Data for the task:
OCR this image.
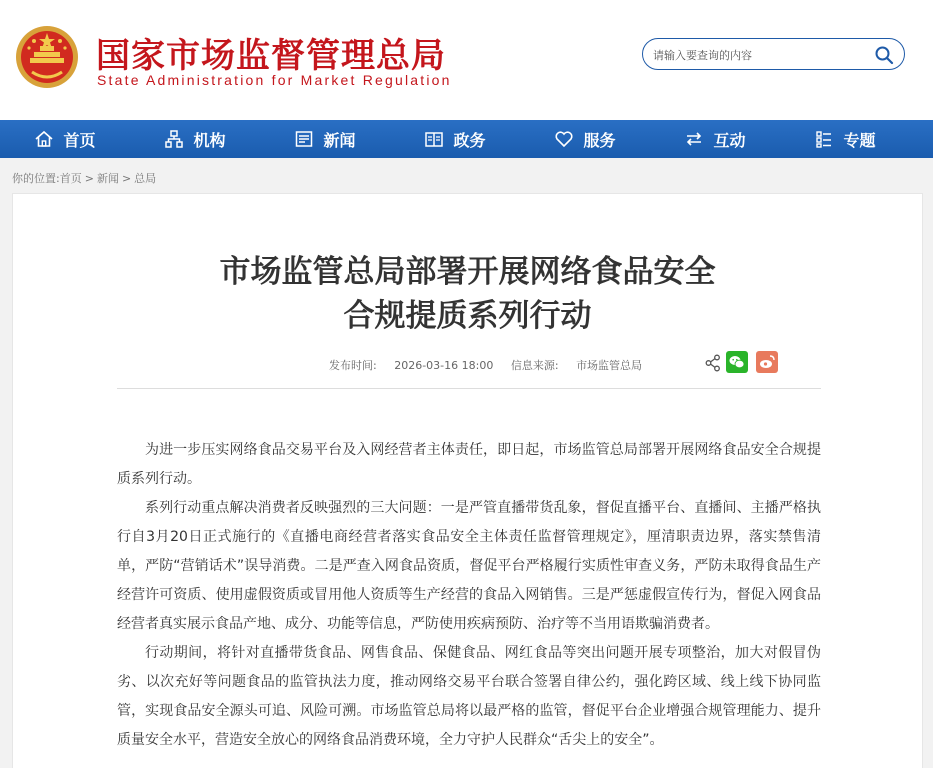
国家市场监督管理总局
State Administration for Market Regulation
请输入要查询的内容
首页	机构	新闻	政务	服务	互动	专题
你的位置:首页 > 新闻 > 总局
市场监管总局部署开展网络食品安全
合规提质系列行动
发布时间: 2026-03-16 18:00 信息来源: 市场监管总局

为进一步压实网络食品交易平台及入网经营者主体责任，即日起，市场监管总局部署开展网络食品安全合规提质系列行动。

系列行动重点解决消费者反映强烈的三大问题：一是严管直播带货乱象，督促直播平台、直播间、主播严格执行自3月20日正式施行的《直播电商经营者落实食品安全主体责任监督管理规定》，厘清职责边界，落实禁售清单，严防“营销话术”误导消费。二是严查入网食品资质，督促平台严格履行实质性审查义务，严防未取得食品生产经营许可资质、使用虚假资质或冒用他人资质等生产经营的食品入网销售。三是严惩虚假宣传行为，督促入网食品经营者真实展示食品产地、成分、功能等信息，严防使用疾病预防、治疗等不当用语欺骗消费者。

行动期间，将针对直播带货食品、网售食品、保健食品、网红食品等突出问题开展专项整治，加大对假冒伪劣、以次充好等问题食品的监管执法力度，推动网络交易平台联合签署自律公约，强化跨区域、线上线下协同监管，实现食品安全源头可追、风险可溯。市场监管总局将以最严格的监管，督促平台企业增强合规管理能力、提升质量安全水平，营造安全放心的网络食品消费环境，全力守护人民群众“舌尖上的安全”。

Written instruction:
Print the listing above in full, exactly as written. Omit any pictures.

Response to the exercise:
OCR this image.
国家市场监督管理总局
State Administration for Market Regulation
请输入要查询的内容
首页	机构	新闻	政务	服务	互动	专题
你的位置:首页 > 新闻 > 总局
市场监管总局部署开展网络食品安全
合规提质系列行动
发布时间: 2026-03-16 18:00 信息来源: 市场监管总局

为进一步压实网络食品交易平台及入网经营者主体责任，即日起，市场监管总局部署开展网络食品安全合规提质系列行动。

系列行动重点解决消费者反映强烈的三大问题：一是严管直播带货乱象，督促直播平台、直播间、主播严格执行自3月20日正式施行的《直播电商经营者落实食品安全主体责任监督管理规定》，厘清职责边界，落实禁售清单，严防“营销话术”误导消费。二是严查入网食品资质，督促平台严格履行实质性审查义务，严防未取得食品生产经营许可资质、使用虚假资质或冒用他人资质等生产经营的食品入网销售。三是严惩虚假宣传行为，督促入网食品经营者真实展示食品产地、成分、功能等信息，严防使用疾病预防、治疗等不当用语欺骗消费者。

行动期间，将针对直播带货食品、网售食品、保健食品、网红食品等突出问题开展专项整治，加大对假冒伪劣、以次充好等问题食品的监管执法力度，推动网络交易平台联合签署自律公约，强化跨区域、线上线下协同监管，实现食品安全源头可追、风险可溯。市场监管总局将以最严格的监管，督促平台企业增强合规管理能力、提升质量安全水平，营造安全放心的网络食品消费环境，全力守护人民群众“舌尖上的安全”。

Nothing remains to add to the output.